Where the word "name" occurs in a line, return that line.

>> Begin Input data

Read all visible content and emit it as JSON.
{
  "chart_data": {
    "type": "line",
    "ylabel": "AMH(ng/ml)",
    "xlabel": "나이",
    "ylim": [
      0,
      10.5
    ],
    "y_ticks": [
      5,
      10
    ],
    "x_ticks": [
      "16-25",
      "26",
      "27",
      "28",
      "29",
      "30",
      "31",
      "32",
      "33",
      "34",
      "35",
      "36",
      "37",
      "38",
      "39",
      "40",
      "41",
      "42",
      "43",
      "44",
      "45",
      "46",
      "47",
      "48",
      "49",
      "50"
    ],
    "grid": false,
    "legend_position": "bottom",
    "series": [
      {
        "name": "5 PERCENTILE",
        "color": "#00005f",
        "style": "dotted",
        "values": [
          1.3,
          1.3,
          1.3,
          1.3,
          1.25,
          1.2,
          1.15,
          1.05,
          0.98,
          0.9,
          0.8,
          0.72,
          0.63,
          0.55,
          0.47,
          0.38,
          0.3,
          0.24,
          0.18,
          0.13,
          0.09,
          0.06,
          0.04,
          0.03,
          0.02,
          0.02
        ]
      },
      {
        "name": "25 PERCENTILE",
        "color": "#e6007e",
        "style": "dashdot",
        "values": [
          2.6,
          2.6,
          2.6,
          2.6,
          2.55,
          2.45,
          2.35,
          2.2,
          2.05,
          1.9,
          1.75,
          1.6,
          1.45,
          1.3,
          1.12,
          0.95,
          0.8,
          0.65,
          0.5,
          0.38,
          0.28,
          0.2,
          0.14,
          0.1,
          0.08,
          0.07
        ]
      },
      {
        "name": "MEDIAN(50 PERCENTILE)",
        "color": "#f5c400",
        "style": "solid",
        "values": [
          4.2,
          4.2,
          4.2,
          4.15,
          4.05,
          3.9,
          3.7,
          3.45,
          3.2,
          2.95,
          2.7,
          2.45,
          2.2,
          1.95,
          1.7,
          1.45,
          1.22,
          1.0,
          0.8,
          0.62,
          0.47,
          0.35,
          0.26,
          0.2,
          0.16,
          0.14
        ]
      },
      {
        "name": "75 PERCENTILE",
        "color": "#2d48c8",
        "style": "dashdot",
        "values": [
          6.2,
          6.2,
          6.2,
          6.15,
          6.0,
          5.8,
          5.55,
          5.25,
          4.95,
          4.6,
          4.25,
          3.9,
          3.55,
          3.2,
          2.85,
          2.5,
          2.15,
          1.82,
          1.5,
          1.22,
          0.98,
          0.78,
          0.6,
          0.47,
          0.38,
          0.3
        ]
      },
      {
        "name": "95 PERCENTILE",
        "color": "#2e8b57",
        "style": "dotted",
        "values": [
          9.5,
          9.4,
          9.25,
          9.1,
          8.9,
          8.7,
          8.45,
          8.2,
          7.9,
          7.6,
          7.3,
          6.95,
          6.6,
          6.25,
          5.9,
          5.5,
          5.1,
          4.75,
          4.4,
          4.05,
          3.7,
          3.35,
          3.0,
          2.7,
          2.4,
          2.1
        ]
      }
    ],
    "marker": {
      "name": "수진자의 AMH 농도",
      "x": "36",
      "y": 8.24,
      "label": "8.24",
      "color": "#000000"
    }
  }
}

>> End Input data

Solution below:
        "name": "5 PERCENTILE",
        "name": "25 PERCENTILE",
        "name": "MEDIAN(50 PERCENTILE)",
        "name": "75 PERCENTILE",
        "name": "95 PERCENTILE",
      "name": "수진자의 AMH 농도",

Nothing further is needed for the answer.